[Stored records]
%%
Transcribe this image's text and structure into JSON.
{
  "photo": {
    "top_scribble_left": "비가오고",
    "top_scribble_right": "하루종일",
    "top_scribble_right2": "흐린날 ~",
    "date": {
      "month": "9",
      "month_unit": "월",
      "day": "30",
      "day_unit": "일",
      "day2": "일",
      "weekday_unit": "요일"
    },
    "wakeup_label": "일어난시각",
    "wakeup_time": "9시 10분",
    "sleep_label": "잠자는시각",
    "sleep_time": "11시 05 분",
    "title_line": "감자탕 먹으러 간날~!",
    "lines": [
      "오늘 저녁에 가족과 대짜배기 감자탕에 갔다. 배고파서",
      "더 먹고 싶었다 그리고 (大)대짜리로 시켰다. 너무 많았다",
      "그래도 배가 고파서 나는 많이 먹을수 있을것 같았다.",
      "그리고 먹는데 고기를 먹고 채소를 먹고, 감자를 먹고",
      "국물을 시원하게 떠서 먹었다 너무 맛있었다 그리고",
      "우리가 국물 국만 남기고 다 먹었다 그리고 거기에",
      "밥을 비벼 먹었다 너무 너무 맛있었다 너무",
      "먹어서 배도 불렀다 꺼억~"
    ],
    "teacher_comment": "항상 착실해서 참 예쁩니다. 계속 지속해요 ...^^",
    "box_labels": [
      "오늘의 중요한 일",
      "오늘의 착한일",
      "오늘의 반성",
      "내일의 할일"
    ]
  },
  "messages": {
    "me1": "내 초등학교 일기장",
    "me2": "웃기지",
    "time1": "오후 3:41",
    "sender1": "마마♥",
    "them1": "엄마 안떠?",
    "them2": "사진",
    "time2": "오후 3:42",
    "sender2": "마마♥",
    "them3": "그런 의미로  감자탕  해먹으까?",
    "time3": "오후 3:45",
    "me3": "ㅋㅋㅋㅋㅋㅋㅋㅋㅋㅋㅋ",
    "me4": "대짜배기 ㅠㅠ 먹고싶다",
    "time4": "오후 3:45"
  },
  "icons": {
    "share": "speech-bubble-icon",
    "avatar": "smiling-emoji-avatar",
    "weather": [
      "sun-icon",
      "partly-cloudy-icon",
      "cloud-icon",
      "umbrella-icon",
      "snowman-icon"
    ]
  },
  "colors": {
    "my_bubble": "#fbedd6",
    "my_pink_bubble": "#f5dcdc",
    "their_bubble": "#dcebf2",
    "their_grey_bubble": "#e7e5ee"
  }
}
%%
- What you will do:
Copy out every line in the listing where the word "맛있었다" appears.

- Exercise result:
      "국물을 시원하게 떠서 먹었다 너무 맛있었다 그리고",
      "밥을 비벼 먹었다 너무 너무 맛있었다 너무",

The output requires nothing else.